» **SOURCE EXTRACT**:

Independence Day - 4th of July

Fireworks, flags, parades – on July 4th, the United States celebrates its birthday. Learn everything you need to know about America's Independence Day, from the origins to beloved traditions and 2021 highlights.

Independence Day: history & background

On July 4th, the United States celebrates the anniversary of its Declaration of Independence. In 1776, representatives of the then 13 colonies signed the famous document with which they declared their independence from the British crown, and of which the whole of America is still extremely proud today.

The background for this historical event was an increasing dissatisfaction of the colonists towards the ruling monarchs in Great Britain. Before 1776, the colonies were subject to British law and had to pay high duties for the import of goods such as sugar, coffee, tea, or spirits.

According to the motto "No taxation without representation," the American colonies refused to continue paying high taxes to a country thousands of miles away without representation in Parliament.

As the English king responded to the demands with a new tax on tea, the famous Boston Tea Party took place on December 16th, 1773, during which Americans expressed their displeasure. 342 boxes of the highly taxed tea – a symbol of oppression for the colonists – were dumped into the harbor of Boston.

» **JOBS**:
A. In the Independence Day passage, how many boxes of tea were dumped into the harbor of Boston?
B. Carry on the Independence Day passage from its last sentence.
The records that come next are not needed for this work.

Records from a data collection

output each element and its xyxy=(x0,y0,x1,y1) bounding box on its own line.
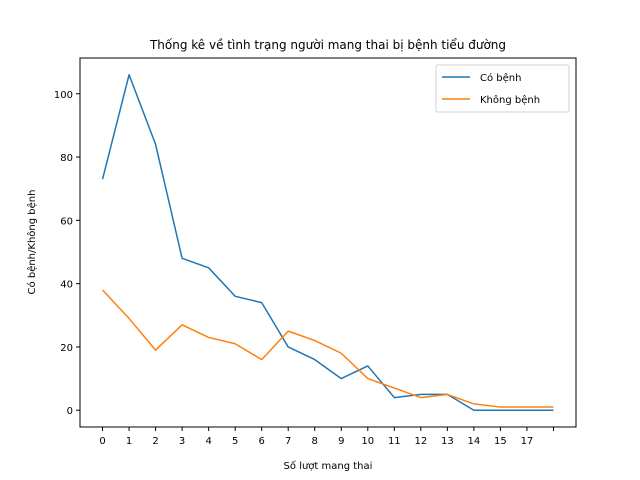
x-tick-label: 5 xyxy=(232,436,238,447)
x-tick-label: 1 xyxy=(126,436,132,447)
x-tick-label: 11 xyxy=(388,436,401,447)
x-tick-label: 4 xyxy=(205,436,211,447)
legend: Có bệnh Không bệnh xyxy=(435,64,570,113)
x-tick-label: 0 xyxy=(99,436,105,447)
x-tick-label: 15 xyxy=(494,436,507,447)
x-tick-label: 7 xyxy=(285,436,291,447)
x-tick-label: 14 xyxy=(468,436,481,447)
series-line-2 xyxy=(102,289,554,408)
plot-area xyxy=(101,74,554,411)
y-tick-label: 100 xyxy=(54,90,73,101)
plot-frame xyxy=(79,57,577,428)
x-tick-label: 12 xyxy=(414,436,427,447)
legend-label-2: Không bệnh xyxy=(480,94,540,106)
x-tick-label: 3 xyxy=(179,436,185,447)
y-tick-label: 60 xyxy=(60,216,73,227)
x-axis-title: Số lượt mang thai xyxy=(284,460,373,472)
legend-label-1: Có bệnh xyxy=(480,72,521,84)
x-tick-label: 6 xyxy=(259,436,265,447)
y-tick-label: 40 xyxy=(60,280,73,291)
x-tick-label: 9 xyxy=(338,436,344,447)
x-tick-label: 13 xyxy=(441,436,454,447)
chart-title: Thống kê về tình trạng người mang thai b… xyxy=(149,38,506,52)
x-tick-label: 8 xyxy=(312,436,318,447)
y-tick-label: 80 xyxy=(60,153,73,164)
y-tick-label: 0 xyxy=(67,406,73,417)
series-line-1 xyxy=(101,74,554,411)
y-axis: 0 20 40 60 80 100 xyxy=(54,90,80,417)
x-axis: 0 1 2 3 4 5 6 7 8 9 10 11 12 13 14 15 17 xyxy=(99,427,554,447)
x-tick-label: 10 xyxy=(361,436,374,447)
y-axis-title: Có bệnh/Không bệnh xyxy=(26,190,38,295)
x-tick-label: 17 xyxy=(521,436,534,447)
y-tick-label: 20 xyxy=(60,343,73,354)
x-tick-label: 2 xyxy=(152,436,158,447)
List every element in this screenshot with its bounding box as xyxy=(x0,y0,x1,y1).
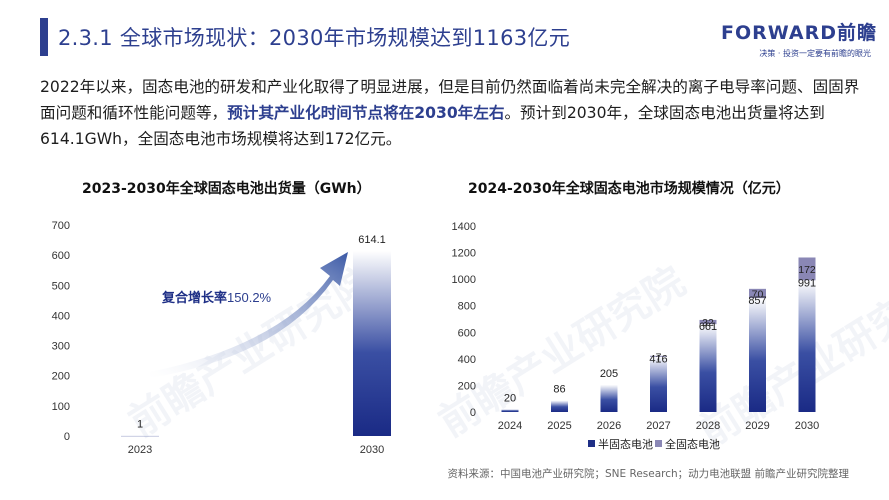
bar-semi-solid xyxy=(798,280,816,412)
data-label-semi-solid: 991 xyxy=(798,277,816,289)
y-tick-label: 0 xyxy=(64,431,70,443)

» **EXERCISE RESPONSES**:
A. 342 boxes

B.
This was followed by the American War of Independence, in which the US Army was led by George Washington, who later became the first president.

Declaration of Independence

All 13 existing American colonies voted for independence from Great Britain on July 2nd, 1776. The Declaration of Independence was signed by 56 representatives of the colonies just two days later, on July 4th, 1776 – the United States of America was born!

The Declaration of Independence defined the political and moral philosophy for the country that would subsequently become the United States of America. All Americans to this day are very proud of the ideals set forth in the Declaration of Independence. At the time, the ideas were revolutionary, making America the first modern democracy:

  • All men are created equal.
  • All human beings have inalienable rights.
  • All people have the right to life, freedom, and the right to pursue happiness.
  • The government is elected and appointed by the people.

The most famous part of the Declaration of Independence:

"We hold these Truths to be self-evident, that all men are created equal, that they are endowed by their Creator with certain unalienable Rights, that among these are Life, Liberty and the Pursuit of Happiness...."

How does America celebrate Independence Day?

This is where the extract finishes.